[EXERCISE AIM] Skip the pictures. Copy all the rest of the records down exactly.

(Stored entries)

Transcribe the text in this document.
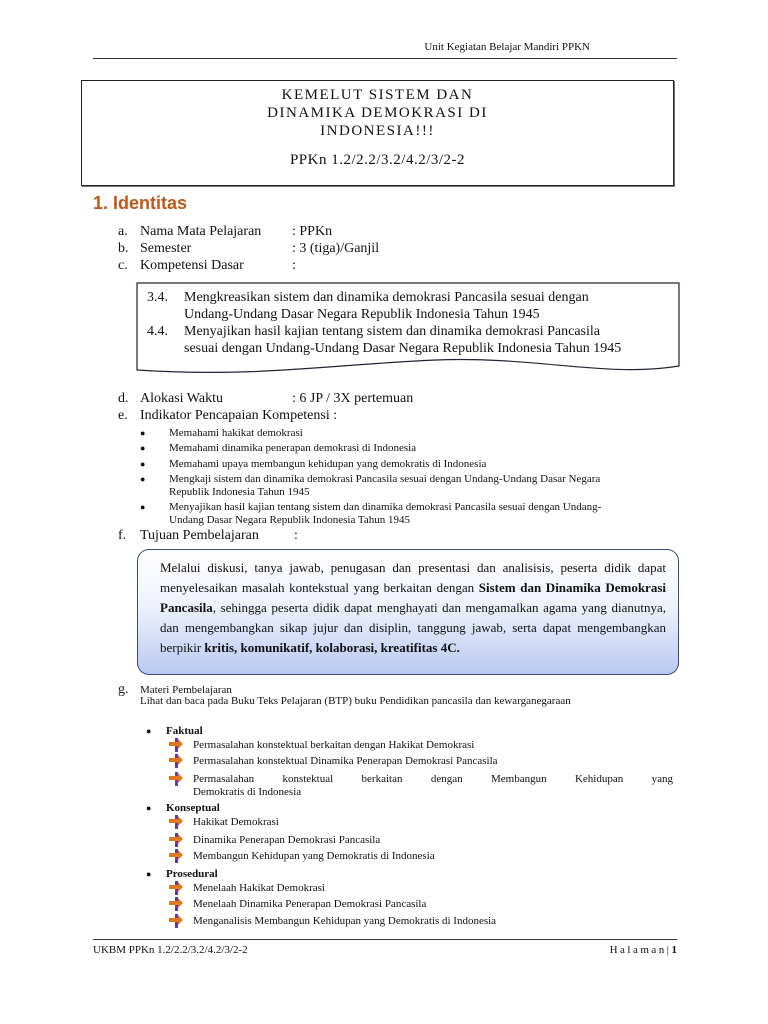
Unit Kegiatan Belajar Mandiri PPKN
KEMELUT SISTEM DAN
DINAMIKA DEMOKRASI DI
INDONESIA!!!
PPKn 1.2/2.2/3.2/4.2/3/2-2
1. Identitas
a. Nama Mata Pelajaran : PPKn
b. Semester	: 3 (tiga)/Ganjil
c. Kompetensi Dasar	:
3.4. Mengkreasikan sistem dan dinamika demokrasi Pancasila sesuai dengan
Undang-Undang Dasar Negara Republik Indonesia Tahun 1945
4.4. Menyajikan hasil kajian tentang sistem dan dinamika demokrasi Pancasila
sesuai dengan Undang-Undang Dasar Negara Republik Indonesia Tahun 1945
d. Alokasi Waktu	: 6 JP / 3X pertemuan
e. Indikator Pencapaian Kompetensi :
● Memahami hakikat demokrasi
● Memahami dinamika penerapan demokrasi di Indonesia
● Memahami upaya membangun kehidupan yang demokratis di Indonesia
● Mengkaji sistem dan dinamika demokrasi Pancasila sesuai dengan Undang-Undang Dasar Negara
Republik Indonesia Tahun 1945
● Menyajikan hasil kajian tentang sistem dan dinamika demokrasi Pancasila sesuai dengan Undang-
Undang Dasar Negara Republik Indonesia Tahun 1945
f. Tujuan Pembelajaran	:
Melalui diskusi, tanya jawab, penugasan dan presentasi dan analisisis, peserta didik dapat menyelesaikan masalah kontekstual yang berkaitan dengan Sistem dan Dinamika Demokrasi Pancasila, sehingga peserta didik dapat menghayati dan mengamalkan agama yang dianutnya, dan mengembangkan sikap jujur dan disiplin, tanggung jawab, serta dapat mengembangkan berpikir kritis, komunikatif, kolaborasi, kreatifitas 4C.
g. Materi Pembelajaran
Lihat dan baca pada Buku Teks Pelajaran (BTP) buku Pendidikan pancasila dan kewarganegaraan
● Faktual
Permasalahan konstektual berkaitan dengan Hakikat Demokrasi
Permasalahan konstektual Dinamika Penerapan Demokrasi Pancasila
Permasalahan konstektual berkaitan dengan Membangun Kehidupan yang
Demokratis di Indonesia
● Konseptual
Hakikat Demokrasi
Dinamika Penerapan Demokrasi Pancasila
Membangun Kehidupan yang Demokratis di Indonesia
● Prosedural
Menelaah Hakikat Demokrasi
Menelaah Dinamika Penerapan Demokrasi Pancasila
Menganalisis Membangun Kehidupan yang Demokratis di Indonesia
UKBM PPKn 1.2/2.2/3.2/4.2/3/2-2	Halaman|1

[THE COMPLETED TASK]
Transcribe the text in this document.
Unit Kegiatan Belajar Mandiri PPKN
KEMELUT SISTEM DAN
DINAMIKA DEMOKRASI DI
INDONESIA!!!
PPKn 1.2/2.2/3.2/4.2/3/2-2
1. Identitas
a. Nama Mata Pelajaran : PPKn
b. Semester	: 3 (tiga)/Ganjil
c. Kompetensi Dasar	:
3.4. Mengkreasikan sistem dan dinamika demokrasi Pancasila sesuai dengan
Undang-Undang Dasar Negara Republik Indonesia Tahun 1945
4.4. Menyajikan hasil kajian tentang sistem dan dinamika demokrasi Pancasila
sesuai dengan Undang-Undang Dasar Negara Republik Indonesia Tahun 1945
d. Alokasi Waktu	: 6 JP / 3X pertemuan
e. Indikator Pencapaian Kompetensi :
● Memahami hakikat demokrasi
● Memahami dinamika penerapan demokrasi di Indonesia
● Memahami upaya membangun kehidupan yang demokratis di Indonesia
● Mengkaji sistem dan dinamika demokrasi Pancasila sesuai dengan Undang-Undang Dasar Negara
Republik Indonesia Tahun 1945
● Menyajikan hasil kajian tentang sistem dan dinamika demokrasi Pancasila sesuai dengan Undang-
Undang Dasar Negara Republik Indonesia Tahun 1945
f. Tujuan Pembelajaran	:
Melalui diskusi, tanya jawab, penugasan dan presentasi dan analisisis, peserta didik dapat menyelesaikan masalah kontekstual yang berkaitan dengan Sistem dan Dinamika Demokrasi Pancasila, sehingga peserta didik dapat menghayati dan mengamalkan agama yang dianutnya, dan mengembangkan sikap jujur dan disiplin, tanggung jawab, serta dapat mengembangkan berpikir kritis, komunikatif, kolaborasi, kreatifitas 4C.
g. Materi Pembelajaran
Lihat dan baca pada Buku Teks Pelajaran (BTP) buku Pendidikan pancasila dan kewarganegaraan
● Faktual
Permasalahan konstektual berkaitan dengan Hakikat Demokrasi
Permasalahan konstektual Dinamika Penerapan Demokrasi Pancasila
Permasalahan konstektual berkaitan dengan Membangun Kehidupan yang
Demokratis di Indonesia
● Konseptual
Hakikat Demokrasi
Dinamika Penerapan Demokrasi Pancasila
Membangun Kehidupan yang Demokratis di Indonesia
● Prosedural
Menelaah Hakikat Demokrasi
Menelaah Dinamika Penerapan Demokrasi Pancasila
Menganalisis Membangun Kehidupan yang Demokratis di Indonesia
UKBM PPKn 1.2/2.2/3.2/4.2/3/2-2	Halaman|1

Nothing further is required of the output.